*Work instructions:* Down to the last line, set the entries down again exactly.

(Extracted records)

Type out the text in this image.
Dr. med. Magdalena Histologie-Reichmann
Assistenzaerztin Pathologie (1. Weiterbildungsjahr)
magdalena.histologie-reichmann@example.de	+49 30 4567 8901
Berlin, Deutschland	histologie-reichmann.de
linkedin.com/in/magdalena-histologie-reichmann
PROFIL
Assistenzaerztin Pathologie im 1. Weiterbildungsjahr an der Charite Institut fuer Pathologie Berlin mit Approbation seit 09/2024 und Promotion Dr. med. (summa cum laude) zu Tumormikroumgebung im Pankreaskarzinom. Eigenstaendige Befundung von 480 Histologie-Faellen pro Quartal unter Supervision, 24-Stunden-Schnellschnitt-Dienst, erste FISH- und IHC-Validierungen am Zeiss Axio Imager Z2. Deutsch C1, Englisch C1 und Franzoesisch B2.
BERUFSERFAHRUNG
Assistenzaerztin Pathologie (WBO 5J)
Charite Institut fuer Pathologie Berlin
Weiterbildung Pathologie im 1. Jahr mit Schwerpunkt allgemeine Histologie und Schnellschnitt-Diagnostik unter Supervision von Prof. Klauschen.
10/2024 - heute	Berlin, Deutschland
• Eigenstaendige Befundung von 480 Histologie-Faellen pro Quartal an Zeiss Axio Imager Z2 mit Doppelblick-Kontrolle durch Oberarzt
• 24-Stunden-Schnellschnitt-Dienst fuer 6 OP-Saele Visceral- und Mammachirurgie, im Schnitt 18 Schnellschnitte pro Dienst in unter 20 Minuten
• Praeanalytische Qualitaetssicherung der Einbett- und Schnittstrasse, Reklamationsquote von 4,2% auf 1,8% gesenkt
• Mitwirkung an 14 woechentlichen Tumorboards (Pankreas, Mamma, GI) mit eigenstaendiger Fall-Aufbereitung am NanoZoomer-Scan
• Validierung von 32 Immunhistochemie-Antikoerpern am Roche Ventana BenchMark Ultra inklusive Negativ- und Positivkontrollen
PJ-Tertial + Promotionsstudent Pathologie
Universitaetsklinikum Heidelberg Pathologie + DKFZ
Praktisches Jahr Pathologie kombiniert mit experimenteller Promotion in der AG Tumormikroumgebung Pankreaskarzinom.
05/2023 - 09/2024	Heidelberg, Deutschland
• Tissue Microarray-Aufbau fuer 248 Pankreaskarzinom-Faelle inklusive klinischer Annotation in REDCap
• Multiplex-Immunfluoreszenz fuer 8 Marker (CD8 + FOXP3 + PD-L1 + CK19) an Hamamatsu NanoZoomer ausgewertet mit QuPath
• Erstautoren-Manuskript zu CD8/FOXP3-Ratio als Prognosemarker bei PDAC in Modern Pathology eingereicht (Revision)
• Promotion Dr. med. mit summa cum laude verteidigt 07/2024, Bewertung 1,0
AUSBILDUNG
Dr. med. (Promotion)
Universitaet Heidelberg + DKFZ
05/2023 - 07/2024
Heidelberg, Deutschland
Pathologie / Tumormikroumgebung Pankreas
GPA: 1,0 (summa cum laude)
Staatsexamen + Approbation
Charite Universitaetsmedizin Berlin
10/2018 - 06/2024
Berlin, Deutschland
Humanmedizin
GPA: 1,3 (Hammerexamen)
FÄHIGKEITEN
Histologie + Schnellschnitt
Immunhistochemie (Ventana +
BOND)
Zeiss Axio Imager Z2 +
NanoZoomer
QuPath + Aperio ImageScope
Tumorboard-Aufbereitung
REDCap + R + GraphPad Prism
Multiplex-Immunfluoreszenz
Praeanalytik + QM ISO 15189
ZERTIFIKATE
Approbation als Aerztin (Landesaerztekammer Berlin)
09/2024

*Expected answer:*
Type out the text in this image.
Dr. med. Magdalena Histologie-Reichmann
Assistenzaerztin Pathologie (1. Weiterbildungsjahr)
magdalena.histologie-reichmann@example.de	+49 30 4567 8901
Berlin, Deutschland	histologie-reichmann.de
linkedin.com/in/magdalena-histologie-reichmann
PROFIL
Assistenzaerztin Pathologie im 1. Weiterbildungsjahr an der Charite Institut fuer Pathologie Berlin mit Approbation seit 09/2024 und Promotion Dr. med. (summa cum laude) zu Tumormikroumgebung im Pankreaskarzinom. Eigenstaendige Befundung von 480 Histologie-Faellen pro Quartal unter Supervision, 24-Stunden-Schnellschnitt-Dienst, erste FISH- und IHC-Validierungen am Zeiss Axio Imager Z2. Deutsch C1, Englisch C1 und Franzoesisch B2.
BERUFSERFAHRUNG
Assistenzaerztin Pathologie (WBO 5J)
Charite Institut fuer Pathologie Berlin
Weiterbildung Pathologie im 1. Jahr mit Schwerpunkt allgemeine Histologie und Schnellschnitt-Diagnostik unter Supervision von Prof. Klauschen.
10/2024 - heute	Berlin, Deutschland
• Eigenstaendige Befundung von 480 Histologie-Faellen pro Quartal an Zeiss Axio Imager Z2 mit Doppelblick-Kontrolle durch Oberarzt
• 24-Stunden-Schnellschnitt-Dienst fuer 6 OP-Saele Visceral- und Mammachirurgie, im Schnitt 18 Schnellschnitte pro Dienst in unter 20 Minuten
• Praeanalytische Qualitaetssicherung der Einbett- und Schnittstrasse, Reklamationsquote von 4,2% auf 1,8% gesenkt
• Mitwirkung an 14 woechentlichen Tumorboards (Pankreas, Mamma, GI) mit eigenstaendiger Fall-Aufbereitung am NanoZoomer-Scan
• Validierung von 32 Immunhistochemie-Antikoerpern am Roche Ventana BenchMark Ultra inklusive Negativ- und Positivkontrollen
PJ-Tertial + Promotionsstudent Pathologie
Universitaetsklinikum Heidelberg Pathologie + DKFZ
Praktisches Jahr Pathologie kombiniert mit experimenteller Promotion in der AG Tumormikroumgebung Pankreaskarzinom.
05/2023 - 09/2024	Heidelberg, Deutschland
• Tissue Microarray-Aufbau fuer 248 Pankreaskarzinom-Faelle inklusive klinischer Annotation in REDCap
• Multiplex-Immunfluoreszenz fuer 8 Marker (CD8 + FOXP3 + PD-L1 + CK19) an Hamamatsu NanoZoomer ausgewertet mit QuPath
• Erstautoren-Manuskript zu CD8/FOXP3-Ratio als Prognosemarker bei PDAC in Modern Pathology eingereicht (Revision)
• Promotion Dr. med. mit summa cum laude verteidigt 07/2024, Bewertung 1,0
AUSBILDUNG
Dr. med. (Promotion)
Universitaet Heidelberg + DKFZ
05/2023 - 07/2024
Heidelberg, Deutschland
Pathologie / Tumormikroumgebung Pankreas
GPA: 1,0 (summa cum laude)
Staatsexamen + Approbation
Charite Universitaetsmedizin Berlin
10/2018 - 06/2024
Berlin, Deutschland
Humanmedizin
GPA: 1,3 (Hammerexamen)
FÄHIGKEITEN
Histologie + Schnellschnitt
Immunhistochemie (Ventana +
BOND)
Zeiss Axio Imager Z2 +
NanoZoomer
QuPath + Aperio ImageScope
Tumorboard-Aufbereitung
REDCap + R + GraphPad Prism
Multiplex-Immunfluoreszenz
Praeanalytik + QM ISO 15189
ZERTIFIKATE
Approbation als Aerztin (Landesaerztekammer Berlin)
09/2024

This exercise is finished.